Written request 1: In the discussion of DMA address tracking, what does a return value of -EAGAIN from the helper function indicate?
Written request 2: Pick up the discussion of DMA address tracking after its final line and write what follows.

Text block:
A second thought, can we simply offload the tracking to the driver
itself? This looks the way many other modern NIC drivers did.

In pre mapped mode, the DMA address is in fact told by the driver
itself so it should have sufficient knowledge. And in some cases, the
driver wants to optimize/merge/delay the unampping so the DMA
addresses returned by the virtio core are not even interested in those
cases.

Thanks



>
> A straightforward approach is to pass an array to the virtio core when
> calling virtqueue_get_buf(). However, it is not feasible when there are
> multiple DMA addresses in the descriptor chain, and the array size is
> unknown.
>
> To solve this problem, a helper be introduced. After calling
> virtqueue_get_buf(), the driver can call the helper to
> retrieve a dma info. If the helper function returns -EAGAIN, it means
> that there are more DMA addresses to be processed, and the driver should
> call the helper function again. To keep track of the current position in
> the chain, a cursor must be passed to the helper function, which is
> initialized by virtqueue_get_buf().
>
> Some processes are done inside this helper, so this helper MUST be
> called under the premapped mode.
>
> Signed-off-by: Xuan Zhuo <xuanzhuo@linux.alibaba.com>
> ---
>  drivers/virtio/virtio_ring.c | 118 ++++++++++++++++++++++++++++++++---
>  include/linux/virtio.h       |  11 ++++
>  2 files changed, 119 insertions(+), 10 deletions(-)

Collected data:
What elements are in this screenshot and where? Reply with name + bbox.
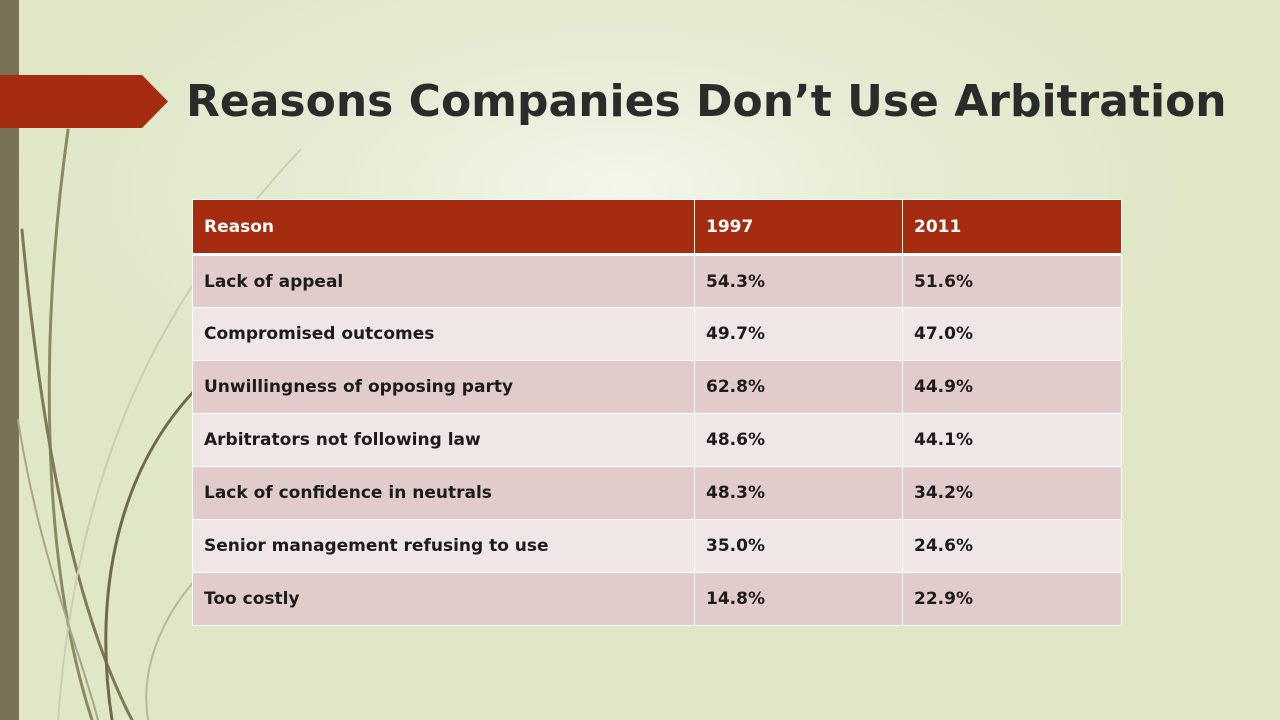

Exercise result 1: More DMA addresses remain to be processed, so the driver should call the helper function again.

Exercise result 2:
>
> diff --git a/drivers/virtio/virtio_ring.c b/drivers/virtio/virtio_ring.c
> index dc109fbc05a5..cdc4349f6066 100644
> --- a/drivers/virtio/virtio_ring.c
> +++ b/drivers/virtio/virtio_ring.c
> @@ -754,8 +754,95 @@ static bool virtqueue_kick_prepare_split(struct virtqueue *_vq)
>         return needs_kick;
>  }
>
> -static void detach_buf_split(struct vring_virtqueue *vq, unsigned int head,
> -                            void **ctx)
> +static void detach_cursor_init_split(struct vring_virtqueue *vq,
> +                                    struct virtqueue_detach_cursor *cursor, u16 head)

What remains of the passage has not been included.